• _GIVEN INSTRUCTION_
Each line from the one that contains "What data populates" to the end of the material must be set down exactly, and no line before it.

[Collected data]
========================
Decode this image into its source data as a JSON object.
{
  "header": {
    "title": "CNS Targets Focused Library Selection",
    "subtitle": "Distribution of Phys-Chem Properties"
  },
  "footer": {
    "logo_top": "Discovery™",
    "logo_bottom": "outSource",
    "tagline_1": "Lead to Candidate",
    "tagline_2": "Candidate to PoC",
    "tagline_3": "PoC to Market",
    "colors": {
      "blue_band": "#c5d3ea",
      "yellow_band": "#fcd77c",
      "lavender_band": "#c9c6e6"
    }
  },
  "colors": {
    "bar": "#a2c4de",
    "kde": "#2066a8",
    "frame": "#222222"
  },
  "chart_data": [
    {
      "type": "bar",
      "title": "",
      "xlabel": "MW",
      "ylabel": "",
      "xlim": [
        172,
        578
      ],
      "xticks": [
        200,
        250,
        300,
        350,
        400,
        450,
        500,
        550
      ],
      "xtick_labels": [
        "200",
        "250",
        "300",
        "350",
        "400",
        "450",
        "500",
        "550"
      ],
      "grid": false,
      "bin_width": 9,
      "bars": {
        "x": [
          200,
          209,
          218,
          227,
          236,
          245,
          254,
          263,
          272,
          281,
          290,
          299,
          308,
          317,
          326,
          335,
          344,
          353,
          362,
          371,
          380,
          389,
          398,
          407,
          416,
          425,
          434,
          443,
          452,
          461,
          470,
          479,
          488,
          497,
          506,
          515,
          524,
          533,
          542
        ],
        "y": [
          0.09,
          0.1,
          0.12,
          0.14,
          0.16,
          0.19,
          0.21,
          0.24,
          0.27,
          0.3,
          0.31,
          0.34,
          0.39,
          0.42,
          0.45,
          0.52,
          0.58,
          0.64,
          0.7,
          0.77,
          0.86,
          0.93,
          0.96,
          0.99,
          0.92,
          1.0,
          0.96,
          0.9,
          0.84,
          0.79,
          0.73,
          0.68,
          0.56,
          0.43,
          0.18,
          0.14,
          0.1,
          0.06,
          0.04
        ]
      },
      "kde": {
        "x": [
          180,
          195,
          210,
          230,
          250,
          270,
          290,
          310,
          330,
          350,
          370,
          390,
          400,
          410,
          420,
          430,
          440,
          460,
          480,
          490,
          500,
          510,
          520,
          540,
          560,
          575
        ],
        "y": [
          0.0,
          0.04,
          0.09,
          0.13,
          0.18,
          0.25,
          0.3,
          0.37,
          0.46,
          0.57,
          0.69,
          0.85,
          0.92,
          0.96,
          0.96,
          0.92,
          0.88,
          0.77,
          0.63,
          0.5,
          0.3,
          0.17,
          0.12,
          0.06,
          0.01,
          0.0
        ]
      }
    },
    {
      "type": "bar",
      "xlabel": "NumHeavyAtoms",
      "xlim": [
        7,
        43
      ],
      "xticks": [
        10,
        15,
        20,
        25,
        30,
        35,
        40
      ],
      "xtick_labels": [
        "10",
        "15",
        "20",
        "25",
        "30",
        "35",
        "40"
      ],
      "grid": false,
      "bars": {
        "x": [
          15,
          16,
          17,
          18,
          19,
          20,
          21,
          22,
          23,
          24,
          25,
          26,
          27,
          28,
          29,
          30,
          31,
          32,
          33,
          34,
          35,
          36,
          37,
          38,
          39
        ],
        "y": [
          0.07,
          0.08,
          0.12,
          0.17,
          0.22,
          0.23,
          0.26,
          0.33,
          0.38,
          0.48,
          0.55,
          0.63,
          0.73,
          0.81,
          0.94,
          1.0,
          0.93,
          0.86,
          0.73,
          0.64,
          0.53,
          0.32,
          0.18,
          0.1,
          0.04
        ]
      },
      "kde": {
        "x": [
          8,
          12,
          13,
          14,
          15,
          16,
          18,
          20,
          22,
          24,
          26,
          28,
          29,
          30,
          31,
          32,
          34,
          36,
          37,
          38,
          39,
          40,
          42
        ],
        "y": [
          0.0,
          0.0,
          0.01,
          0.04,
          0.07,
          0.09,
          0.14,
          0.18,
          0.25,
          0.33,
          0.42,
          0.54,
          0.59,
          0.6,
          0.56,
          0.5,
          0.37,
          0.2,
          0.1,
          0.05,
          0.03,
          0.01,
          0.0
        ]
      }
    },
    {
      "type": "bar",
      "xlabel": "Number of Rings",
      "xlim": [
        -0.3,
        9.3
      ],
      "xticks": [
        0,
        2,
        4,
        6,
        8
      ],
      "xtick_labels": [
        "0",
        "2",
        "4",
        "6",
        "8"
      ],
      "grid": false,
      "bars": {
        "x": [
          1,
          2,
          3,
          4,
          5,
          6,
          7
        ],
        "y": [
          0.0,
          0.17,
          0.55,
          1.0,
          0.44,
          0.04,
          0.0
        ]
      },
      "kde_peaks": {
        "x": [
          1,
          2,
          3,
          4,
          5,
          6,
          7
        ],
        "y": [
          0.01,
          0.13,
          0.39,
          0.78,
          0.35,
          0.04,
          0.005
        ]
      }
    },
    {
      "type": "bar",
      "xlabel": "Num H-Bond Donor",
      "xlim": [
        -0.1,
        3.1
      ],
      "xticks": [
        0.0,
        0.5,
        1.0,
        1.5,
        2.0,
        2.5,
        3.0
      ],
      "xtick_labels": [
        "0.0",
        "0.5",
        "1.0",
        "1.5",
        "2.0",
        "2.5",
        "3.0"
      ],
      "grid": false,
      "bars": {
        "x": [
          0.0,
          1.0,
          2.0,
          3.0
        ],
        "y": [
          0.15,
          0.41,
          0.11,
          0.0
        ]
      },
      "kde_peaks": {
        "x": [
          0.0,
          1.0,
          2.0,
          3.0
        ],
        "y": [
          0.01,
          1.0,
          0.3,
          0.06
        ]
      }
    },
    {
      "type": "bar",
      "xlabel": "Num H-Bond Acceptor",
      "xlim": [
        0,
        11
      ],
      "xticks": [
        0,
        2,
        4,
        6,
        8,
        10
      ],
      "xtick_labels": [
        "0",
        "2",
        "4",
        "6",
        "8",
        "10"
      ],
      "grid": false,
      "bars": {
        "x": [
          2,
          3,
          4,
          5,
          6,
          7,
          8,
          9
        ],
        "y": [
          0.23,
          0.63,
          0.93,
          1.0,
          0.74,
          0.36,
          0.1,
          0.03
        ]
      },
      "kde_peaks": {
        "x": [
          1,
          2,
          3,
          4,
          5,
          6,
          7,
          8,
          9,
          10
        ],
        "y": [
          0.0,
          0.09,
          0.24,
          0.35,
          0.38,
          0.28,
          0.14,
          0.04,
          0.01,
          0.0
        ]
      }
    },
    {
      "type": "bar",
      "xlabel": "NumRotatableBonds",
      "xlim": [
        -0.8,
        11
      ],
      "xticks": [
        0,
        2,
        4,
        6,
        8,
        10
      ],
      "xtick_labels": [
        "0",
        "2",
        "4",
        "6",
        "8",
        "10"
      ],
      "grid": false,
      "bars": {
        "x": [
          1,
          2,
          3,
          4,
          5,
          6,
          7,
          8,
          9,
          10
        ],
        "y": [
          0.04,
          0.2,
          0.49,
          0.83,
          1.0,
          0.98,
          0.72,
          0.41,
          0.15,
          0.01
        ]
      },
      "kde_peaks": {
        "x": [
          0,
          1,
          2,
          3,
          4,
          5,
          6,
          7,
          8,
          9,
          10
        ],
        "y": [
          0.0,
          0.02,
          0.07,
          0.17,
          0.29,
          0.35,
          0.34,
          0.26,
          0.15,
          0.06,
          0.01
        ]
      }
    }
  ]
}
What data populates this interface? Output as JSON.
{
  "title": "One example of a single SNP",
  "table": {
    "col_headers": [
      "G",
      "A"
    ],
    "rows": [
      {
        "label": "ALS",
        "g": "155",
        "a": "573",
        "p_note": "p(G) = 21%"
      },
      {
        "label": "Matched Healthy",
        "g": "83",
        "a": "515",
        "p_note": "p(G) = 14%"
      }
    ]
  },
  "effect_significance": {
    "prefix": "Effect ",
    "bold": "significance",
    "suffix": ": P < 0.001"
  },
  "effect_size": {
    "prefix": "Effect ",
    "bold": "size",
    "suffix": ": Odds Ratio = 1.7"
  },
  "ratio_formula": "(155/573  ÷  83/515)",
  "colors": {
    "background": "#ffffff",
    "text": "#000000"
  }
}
========================
• _SOLVED PROBLEM_
What data populates this interface? Output as JSON.
{
  "title": "One example of a single SNP",
  "table": {
    "col_headers": [
      "G",
      "A"
    ],
    "rows": [
      {
        "label": "ALS",
        "g": "155",
        "a": "573",
        "p_note": "p(G) = 21%"
      },
      {
        "label": "Matched Healthy",
        "g": "83",
        "a": "515",
        "p_note": "p(G) = 14%"
      }
    ]
  },
  "effect_significance": {
    "prefix": "Effect ",
    "bold": "significance",
    "suffix": ": P < 0.001"
  },
  "effect_size": {
    "prefix": "Effect ",
    "bold": "size",
    "suffix": ": Odds Ratio = 1.7"
  },
  "ratio_formula": "(155/573  ÷  83/515)",
  "colors": {
    "background": "#ffffff",
    "text": "#000000"
  }
}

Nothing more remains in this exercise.